What is asked: Find every line in the records below that holds the word "China" and copy it.

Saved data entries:
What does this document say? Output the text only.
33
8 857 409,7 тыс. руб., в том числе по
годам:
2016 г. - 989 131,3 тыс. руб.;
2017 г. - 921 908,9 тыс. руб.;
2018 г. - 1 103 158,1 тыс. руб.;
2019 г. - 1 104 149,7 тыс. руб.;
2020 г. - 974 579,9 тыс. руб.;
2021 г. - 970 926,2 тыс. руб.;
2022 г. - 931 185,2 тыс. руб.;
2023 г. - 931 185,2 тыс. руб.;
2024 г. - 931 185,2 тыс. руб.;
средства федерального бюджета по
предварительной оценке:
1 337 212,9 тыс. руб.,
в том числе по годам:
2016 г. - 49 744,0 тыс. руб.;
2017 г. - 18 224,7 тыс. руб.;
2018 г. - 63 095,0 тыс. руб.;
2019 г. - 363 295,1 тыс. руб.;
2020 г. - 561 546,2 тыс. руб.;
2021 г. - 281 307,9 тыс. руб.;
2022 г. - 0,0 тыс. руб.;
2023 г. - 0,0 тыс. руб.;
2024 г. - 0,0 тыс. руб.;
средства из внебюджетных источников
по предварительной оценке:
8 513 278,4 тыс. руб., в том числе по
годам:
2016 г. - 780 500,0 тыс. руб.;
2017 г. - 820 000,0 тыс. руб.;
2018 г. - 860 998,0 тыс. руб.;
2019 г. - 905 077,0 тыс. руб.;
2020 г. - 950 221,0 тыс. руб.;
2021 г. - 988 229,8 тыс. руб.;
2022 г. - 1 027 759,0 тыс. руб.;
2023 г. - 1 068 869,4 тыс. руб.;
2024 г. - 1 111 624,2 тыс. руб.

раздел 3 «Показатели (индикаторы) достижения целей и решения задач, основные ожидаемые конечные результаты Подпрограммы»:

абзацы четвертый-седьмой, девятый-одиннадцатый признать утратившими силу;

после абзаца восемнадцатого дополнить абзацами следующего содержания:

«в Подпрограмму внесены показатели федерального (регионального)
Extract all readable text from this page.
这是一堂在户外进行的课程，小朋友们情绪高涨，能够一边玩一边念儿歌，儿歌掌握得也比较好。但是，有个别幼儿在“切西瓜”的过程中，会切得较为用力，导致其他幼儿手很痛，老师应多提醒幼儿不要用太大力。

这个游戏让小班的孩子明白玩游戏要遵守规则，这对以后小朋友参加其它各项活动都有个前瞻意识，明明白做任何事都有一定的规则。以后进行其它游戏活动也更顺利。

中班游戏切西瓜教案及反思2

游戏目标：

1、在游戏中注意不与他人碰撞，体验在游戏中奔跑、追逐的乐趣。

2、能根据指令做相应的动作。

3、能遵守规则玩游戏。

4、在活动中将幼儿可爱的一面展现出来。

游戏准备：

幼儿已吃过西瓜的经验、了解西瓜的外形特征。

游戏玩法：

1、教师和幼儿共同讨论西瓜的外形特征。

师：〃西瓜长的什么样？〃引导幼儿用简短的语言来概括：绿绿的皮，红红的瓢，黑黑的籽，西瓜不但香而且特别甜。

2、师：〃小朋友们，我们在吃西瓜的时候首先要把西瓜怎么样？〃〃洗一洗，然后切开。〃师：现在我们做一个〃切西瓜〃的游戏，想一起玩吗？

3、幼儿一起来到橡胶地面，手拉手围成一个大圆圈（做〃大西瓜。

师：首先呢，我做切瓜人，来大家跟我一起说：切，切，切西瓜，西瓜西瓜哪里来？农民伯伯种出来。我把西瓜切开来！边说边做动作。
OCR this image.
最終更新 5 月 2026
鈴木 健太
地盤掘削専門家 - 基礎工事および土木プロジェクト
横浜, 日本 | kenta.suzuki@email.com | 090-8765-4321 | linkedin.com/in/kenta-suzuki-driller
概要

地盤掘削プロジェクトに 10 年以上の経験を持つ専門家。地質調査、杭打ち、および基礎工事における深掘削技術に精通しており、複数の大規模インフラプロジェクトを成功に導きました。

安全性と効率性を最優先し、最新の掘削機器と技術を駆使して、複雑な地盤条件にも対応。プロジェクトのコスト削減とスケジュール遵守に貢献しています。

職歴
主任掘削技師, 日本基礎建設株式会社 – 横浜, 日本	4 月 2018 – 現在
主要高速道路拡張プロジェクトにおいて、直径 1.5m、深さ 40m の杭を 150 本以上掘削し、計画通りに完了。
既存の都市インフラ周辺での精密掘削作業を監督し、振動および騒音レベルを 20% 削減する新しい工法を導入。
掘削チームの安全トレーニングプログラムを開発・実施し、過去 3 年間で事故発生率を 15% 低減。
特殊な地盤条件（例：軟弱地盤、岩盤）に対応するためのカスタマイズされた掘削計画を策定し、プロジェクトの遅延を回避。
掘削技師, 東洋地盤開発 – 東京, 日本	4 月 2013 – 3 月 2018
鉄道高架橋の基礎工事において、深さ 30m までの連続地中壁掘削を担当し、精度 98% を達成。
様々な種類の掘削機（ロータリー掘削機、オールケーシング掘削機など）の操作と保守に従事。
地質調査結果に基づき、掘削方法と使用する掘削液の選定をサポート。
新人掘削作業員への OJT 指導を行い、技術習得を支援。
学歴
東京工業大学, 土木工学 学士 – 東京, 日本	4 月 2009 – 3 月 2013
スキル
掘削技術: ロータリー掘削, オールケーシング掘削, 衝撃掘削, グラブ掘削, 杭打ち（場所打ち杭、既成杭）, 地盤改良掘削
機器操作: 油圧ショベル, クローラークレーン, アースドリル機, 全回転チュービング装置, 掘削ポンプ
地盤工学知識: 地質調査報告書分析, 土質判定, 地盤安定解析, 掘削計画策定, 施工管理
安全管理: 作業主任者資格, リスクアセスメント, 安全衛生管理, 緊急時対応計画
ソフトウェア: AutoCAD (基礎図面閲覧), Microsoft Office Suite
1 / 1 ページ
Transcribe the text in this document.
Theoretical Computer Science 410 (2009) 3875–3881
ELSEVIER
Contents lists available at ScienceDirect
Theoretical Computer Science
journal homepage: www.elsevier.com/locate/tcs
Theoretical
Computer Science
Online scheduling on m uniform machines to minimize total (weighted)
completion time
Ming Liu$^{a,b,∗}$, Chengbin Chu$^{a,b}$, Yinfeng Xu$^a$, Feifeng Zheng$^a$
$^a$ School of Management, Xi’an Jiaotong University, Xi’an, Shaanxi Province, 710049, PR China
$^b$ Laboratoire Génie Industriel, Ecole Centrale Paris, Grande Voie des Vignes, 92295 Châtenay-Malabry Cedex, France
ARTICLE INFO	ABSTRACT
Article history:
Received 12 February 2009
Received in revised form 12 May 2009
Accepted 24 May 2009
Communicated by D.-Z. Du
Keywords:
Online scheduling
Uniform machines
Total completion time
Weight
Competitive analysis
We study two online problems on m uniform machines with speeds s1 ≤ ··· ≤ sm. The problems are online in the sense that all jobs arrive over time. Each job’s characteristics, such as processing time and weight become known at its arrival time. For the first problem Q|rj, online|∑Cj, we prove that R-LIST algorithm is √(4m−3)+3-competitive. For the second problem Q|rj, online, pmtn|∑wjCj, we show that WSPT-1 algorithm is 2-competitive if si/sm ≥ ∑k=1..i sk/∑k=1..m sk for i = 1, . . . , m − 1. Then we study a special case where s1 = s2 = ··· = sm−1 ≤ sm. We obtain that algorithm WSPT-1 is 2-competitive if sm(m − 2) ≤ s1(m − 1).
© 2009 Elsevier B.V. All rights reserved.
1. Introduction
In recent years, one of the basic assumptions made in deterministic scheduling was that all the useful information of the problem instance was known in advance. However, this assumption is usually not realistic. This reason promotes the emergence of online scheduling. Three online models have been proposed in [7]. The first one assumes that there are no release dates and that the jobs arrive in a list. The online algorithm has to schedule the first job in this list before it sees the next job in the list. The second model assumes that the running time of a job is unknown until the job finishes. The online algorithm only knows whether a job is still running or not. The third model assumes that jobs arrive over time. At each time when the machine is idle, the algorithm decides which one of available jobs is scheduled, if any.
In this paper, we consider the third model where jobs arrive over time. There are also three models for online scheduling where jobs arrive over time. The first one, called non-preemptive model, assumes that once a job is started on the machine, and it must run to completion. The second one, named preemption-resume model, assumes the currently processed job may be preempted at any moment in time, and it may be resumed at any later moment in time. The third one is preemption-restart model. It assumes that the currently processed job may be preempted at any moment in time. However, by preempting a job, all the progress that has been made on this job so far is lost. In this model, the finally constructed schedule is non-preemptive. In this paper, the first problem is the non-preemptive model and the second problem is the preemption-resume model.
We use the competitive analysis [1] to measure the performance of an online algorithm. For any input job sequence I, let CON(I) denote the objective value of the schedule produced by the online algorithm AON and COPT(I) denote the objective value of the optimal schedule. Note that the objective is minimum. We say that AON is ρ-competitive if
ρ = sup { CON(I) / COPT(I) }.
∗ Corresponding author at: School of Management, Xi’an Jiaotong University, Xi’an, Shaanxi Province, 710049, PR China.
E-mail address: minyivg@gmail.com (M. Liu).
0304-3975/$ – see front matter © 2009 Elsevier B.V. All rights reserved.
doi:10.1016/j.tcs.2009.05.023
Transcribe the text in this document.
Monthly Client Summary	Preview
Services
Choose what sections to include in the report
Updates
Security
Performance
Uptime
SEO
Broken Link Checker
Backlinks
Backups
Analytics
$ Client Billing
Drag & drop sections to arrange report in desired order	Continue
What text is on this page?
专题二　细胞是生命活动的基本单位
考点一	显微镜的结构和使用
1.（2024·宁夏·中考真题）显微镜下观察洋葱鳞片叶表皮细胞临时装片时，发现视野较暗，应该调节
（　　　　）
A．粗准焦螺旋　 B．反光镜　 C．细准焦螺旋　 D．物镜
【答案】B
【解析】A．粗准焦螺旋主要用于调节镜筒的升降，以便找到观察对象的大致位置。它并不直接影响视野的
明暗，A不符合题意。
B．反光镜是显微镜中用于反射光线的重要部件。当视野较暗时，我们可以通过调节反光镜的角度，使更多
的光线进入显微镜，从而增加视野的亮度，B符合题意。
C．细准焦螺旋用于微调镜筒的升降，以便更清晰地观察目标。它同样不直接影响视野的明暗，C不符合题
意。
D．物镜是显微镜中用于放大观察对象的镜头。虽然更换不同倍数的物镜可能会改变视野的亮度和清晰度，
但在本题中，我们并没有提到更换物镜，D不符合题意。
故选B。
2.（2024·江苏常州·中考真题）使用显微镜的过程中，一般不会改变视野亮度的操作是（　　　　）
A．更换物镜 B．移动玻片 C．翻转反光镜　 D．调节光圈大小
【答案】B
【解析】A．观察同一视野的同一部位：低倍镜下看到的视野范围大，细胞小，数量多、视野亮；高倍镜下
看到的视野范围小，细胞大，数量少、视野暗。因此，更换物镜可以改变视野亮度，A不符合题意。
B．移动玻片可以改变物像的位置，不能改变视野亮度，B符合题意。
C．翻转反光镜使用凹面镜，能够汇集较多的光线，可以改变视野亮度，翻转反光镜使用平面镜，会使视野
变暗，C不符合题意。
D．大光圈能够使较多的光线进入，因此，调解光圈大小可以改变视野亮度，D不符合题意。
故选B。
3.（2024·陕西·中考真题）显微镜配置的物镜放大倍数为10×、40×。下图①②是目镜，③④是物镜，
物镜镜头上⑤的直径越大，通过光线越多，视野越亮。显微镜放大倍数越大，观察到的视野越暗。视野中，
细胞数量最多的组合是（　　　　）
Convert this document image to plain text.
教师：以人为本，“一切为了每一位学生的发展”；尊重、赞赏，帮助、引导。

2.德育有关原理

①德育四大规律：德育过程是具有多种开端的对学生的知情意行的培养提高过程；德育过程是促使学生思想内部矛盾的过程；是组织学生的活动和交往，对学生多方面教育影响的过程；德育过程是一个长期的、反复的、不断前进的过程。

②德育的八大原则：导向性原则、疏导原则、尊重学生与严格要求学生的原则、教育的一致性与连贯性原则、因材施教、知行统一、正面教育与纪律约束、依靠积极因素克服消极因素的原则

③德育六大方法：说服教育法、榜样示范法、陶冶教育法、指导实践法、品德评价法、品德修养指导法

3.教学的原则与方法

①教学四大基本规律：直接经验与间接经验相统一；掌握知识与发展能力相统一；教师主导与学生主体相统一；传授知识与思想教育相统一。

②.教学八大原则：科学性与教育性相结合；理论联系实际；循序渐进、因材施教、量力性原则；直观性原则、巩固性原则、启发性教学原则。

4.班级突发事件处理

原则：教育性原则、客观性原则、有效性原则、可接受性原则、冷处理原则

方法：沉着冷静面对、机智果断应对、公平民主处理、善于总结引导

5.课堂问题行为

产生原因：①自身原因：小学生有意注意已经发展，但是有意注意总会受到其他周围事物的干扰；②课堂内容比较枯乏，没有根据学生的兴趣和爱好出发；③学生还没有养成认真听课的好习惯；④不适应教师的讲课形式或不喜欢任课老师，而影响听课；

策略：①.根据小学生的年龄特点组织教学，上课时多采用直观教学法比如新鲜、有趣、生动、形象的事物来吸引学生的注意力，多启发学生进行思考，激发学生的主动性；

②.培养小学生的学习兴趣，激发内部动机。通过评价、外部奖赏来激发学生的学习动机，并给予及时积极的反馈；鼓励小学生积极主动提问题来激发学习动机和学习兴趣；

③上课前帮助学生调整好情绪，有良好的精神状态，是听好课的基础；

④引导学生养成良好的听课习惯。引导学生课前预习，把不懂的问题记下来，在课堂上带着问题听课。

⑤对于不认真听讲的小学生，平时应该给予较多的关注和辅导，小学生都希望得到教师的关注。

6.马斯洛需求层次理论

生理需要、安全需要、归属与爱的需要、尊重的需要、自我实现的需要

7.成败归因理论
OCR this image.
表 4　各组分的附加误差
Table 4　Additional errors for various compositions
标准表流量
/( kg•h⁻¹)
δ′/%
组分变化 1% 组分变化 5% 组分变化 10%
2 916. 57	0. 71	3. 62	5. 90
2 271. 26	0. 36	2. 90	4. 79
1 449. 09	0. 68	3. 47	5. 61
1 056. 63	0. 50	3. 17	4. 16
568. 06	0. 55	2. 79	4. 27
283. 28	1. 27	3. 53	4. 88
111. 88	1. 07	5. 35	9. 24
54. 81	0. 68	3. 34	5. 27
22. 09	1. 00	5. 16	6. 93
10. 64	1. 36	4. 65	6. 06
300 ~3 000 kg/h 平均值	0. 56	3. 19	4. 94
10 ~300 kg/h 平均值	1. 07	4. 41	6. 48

The completed task:
$^a$ School of Management, Xi’an Jiaotong University, Xi’an, Shaanxi Province, 710049, PR China
∗ Corresponding author at: School of Management, Xi’an Jiaotong University, Xi’an, Shaanxi Province, 710049, PR China.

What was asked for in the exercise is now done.